*Stored dataset items:*

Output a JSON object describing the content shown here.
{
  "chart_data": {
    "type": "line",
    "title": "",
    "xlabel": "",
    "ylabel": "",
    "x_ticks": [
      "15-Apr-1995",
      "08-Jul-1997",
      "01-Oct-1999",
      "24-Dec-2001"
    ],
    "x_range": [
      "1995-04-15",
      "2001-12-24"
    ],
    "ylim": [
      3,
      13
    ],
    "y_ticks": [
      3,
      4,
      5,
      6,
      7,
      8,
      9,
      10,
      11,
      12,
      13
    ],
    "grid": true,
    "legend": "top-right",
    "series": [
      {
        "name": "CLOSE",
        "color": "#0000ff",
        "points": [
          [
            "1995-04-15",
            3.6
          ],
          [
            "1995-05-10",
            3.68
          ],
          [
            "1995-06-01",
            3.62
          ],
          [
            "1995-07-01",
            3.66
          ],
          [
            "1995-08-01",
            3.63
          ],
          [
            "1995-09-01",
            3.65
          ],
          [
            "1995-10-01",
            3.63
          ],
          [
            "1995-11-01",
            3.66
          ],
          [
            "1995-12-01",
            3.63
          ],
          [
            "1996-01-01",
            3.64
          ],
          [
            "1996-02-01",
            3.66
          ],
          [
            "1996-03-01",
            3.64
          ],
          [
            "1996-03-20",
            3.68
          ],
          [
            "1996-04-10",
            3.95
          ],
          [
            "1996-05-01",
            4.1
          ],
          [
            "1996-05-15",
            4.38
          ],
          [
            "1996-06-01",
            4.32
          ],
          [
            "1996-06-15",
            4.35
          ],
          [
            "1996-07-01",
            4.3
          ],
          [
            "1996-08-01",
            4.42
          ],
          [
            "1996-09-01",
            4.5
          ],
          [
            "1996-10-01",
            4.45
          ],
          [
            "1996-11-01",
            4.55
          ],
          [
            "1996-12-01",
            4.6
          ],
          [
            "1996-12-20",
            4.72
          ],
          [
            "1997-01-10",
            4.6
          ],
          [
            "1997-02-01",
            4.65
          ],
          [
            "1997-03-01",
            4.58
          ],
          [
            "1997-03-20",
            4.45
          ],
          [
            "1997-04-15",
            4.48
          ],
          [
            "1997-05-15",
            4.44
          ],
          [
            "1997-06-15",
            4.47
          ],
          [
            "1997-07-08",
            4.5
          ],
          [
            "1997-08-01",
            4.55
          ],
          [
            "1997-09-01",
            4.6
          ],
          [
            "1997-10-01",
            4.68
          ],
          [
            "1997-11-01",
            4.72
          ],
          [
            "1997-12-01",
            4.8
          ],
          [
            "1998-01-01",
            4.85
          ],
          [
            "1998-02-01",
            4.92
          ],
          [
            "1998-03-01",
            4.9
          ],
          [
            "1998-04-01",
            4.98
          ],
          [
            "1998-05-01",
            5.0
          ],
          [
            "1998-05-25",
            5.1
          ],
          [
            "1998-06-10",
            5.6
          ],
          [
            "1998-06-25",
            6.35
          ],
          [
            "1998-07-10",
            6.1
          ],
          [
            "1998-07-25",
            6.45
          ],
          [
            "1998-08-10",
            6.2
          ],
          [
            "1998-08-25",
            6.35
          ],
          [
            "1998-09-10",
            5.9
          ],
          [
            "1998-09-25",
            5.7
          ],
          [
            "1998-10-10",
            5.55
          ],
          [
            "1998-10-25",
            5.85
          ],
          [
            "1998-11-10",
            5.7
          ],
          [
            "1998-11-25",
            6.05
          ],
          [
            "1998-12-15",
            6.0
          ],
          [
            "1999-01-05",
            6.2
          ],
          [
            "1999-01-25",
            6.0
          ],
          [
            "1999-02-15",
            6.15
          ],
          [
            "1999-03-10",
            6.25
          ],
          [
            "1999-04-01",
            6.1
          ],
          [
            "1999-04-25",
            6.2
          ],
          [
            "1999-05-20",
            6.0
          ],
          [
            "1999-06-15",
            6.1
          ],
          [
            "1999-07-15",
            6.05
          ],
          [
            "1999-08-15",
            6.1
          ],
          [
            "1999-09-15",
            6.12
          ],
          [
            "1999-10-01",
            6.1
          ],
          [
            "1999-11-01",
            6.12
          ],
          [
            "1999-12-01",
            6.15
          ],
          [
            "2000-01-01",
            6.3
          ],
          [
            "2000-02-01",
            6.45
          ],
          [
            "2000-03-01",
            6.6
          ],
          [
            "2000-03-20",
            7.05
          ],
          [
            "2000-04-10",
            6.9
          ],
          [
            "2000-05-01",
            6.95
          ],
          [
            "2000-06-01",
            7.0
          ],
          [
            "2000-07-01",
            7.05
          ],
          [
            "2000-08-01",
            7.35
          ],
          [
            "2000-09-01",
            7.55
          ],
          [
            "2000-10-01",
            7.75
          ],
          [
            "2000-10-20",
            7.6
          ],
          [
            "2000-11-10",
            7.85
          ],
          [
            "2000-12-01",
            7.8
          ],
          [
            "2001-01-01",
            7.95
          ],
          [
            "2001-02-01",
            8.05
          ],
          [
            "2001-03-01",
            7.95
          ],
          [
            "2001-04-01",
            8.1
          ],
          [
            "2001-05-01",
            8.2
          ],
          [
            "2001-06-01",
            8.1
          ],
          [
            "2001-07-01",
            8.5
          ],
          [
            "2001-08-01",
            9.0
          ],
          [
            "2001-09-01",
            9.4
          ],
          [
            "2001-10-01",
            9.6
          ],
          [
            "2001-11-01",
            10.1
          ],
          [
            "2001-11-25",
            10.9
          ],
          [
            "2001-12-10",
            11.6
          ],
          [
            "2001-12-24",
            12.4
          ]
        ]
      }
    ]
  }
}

*TASK BRIEF:* Extract, word for word, each line of the listing above.

*OUTPUT:*
Output a JSON object describing the content shown here.
{
  "chart_data": {
    "type": "line",
    "title": "",
    "xlabel": "",
    "ylabel": "",
    "x_ticks": [
      "15-Apr-1995",
      "08-Jul-1997",
      "01-Oct-1999",
      "24-Dec-2001"
    ],
    "x_range": [
      "1995-04-15",
      "2001-12-24"
    ],
    "ylim": [
      3,
      13
    ],
    "y_ticks": [
      3,
      4,
      5,
      6,
      7,
      8,
      9,
      10,
      11,
      12,
      13
    ],
    "grid": true,
    "legend": "top-right",
    "series": [
      {
        "name": "CLOSE",
        "color": "#0000ff",
        "points": [
          [
            "1995-04-15",
            3.6
          ],
          [
            "1995-05-10",
            3.68
          ],
          [
            "1995-06-01",
            3.62
          ],
          [
            "1995-07-01",
            3.66
          ],
          [
            "1995-08-01",
            3.63
          ],
          [
            "1995-09-01",
            3.65
          ],
          [
            "1995-10-01",
            3.63
          ],
          [
            "1995-11-01",
            3.66
          ],
          [
            "1995-12-01",
            3.63
          ],
          [
            "1996-01-01",
            3.64
          ],
          [
            "1996-02-01",
            3.66
          ],
          [
            "1996-03-01",
            3.64
          ],
          [
            "1996-03-20",
            3.68
          ],
          [
            "1996-04-10",
            3.95
          ],
          [
            "1996-05-01",
            4.1
          ],
          [
            "1996-05-15",
            4.38
          ],
          [
            "1996-06-01",
            4.32
          ],
          [
            "1996-06-15",
            4.35
          ],
          [
            "1996-07-01",
            4.3
          ],
          [
            "1996-08-01",
            4.42
          ],
          [
            "1996-09-01",
            4.5
          ],
          [
            "1996-10-01",
            4.45
          ],
          [
            "1996-11-01",
            4.55
          ],
          [
            "1996-12-01",
            4.6
          ],
          [
            "1996-12-20",
            4.72
          ],
          [
            "1997-01-10",
            4.6
          ],
          [
            "1997-02-01",
            4.65
          ],
          [
            "1997-03-01",
            4.58
          ],
          [
            "1997-03-20",
            4.45
          ],
          [
            "1997-04-15",
            4.48
          ],
          [
            "1997-05-15",
            4.44
          ],
          [
            "1997-06-15",
            4.47
          ],
          [
            "1997-07-08",
            4.5
          ],
          [
            "1997-08-01",
            4.55
          ],
          [
            "1997-09-01",
            4.6
          ],
          [
            "1997-10-01",
            4.68
          ],
          [
            "1997-11-01",
            4.72
          ],
          [
            "1997-12-01",
            4.8
          ],
          [
            "1998-01-01",
            4.85
          ],
          [
            "1998-02-01",
            4.92
          ],
          [
            "1998-03-01",
            4.9
          ],
          [
            "1998-04-01",
            4.98
          ],
          [
            "1998-05-01",
            5.0
          ],
          [
            "1998-05-25",
            5.1
          ],
          [
            "1998-06-10",
            5.6
          ],
          [
            "1998-06-25",
            6.35
          ],
          [
            "1998-07-10",
            6.1
          ],
          [
            "1998-07-25",
            6.45
          ],
          [
            "1998-08-10",
            6.2
          ],
          [
            "1998-08-25",
            6.35
          ],
          [
            "1998-09-10",
            5.9
          ],
          [
            "1998-09-25",
            5.7
          ],
          [
            "1998-10-10",
            5.55
          ],
          [
            "1998-10-25",
            5.85
          ],
          [
            "1998-11-10",
            5.7
          ],
          [
            "1998-11-25",
            6.05
          ],
          [
            "1998-12-15",
            6.0
          ],
          [
            "1999-01-05",
            6.2
          ],
          [
            "1999-01-25",
            6.0
          ],
          [
            "1999-02-15",
            6.15
          ],
          [
            "1999-03-10",
            6.25
          ],
          [
            "1999-04-01",
            6.1
          ],
          [
            "1999-04-25",
            6.2
          ],
          [
            "1999-05-20",
            6.0
          ],
          [
            "1999-06-15",
            6.1
          ],
          [
            "1999-07-15",
            6.05
          ],
          [
            "1999-08-15",
            6.1
          ],
          [
            "1999-09-15",
            6.12
          ],
          [
            "1999-10-01",
            6.1
          ],
          [
            "1999-11-01",
            6.12
          ],
          [
            "1999-12-01",
            6.15
          ],
          [
            "2000-01-01",
            6.3
          ],
          [
            "2000-02-01",
            6.45
          ],
          [
            "2000-03-01",
            6.6
          ],
          [
            "2000-03-20",
            7.05
          ],
          [
            "2000-04-10",
            6.9
          ],
          [
            "2000-05-01",
            6.95
          ],
          [
            "2000-06-01",
            7.0
          ],
          [
            "2000-07-01",
            7.05
          ],
          [
            "2000-08-01",
            7.35
          ],
          [
            "2000-09-01",
            7.55
          ],
          [
            "2000-10-01",
            7.75
          ],
          [
            "2000-10-20",
            7.6
          ],
          [
            "2000-11-10",
            7.85
          ],
          [
            "2000-12-01",
            7.8
          ],
          [
            "2001-01-01",
            7.95
          ],
          [
            "2001-02-01",
            8.05
          ],
          [
            "2001-03-01",
            7.95
          ],
          [
            "2001-04-01",
            8.1
          ],
          [
            "2001-05-01",
            8.2
          ],
          [
            "2001-06-01",
            8.1
          ],
          [
            "2001-07-01",
            8.5
          ],
          [
            "2001-08-01",
            9.0
          ],
          [
            "2001-09-01",
            9.4
          ],
          [
            "2001-10-01",
            9.6
          ],
          [
            "2001-11-01",
            10.1
          ],
          [
            "2001-11-25",
            10.9
          ],
          [
            "2001-12-10",
            11.6
          ],
          [
            "2001-12-24",
            12.4
          ]
        ]
      }
    ]
  }
}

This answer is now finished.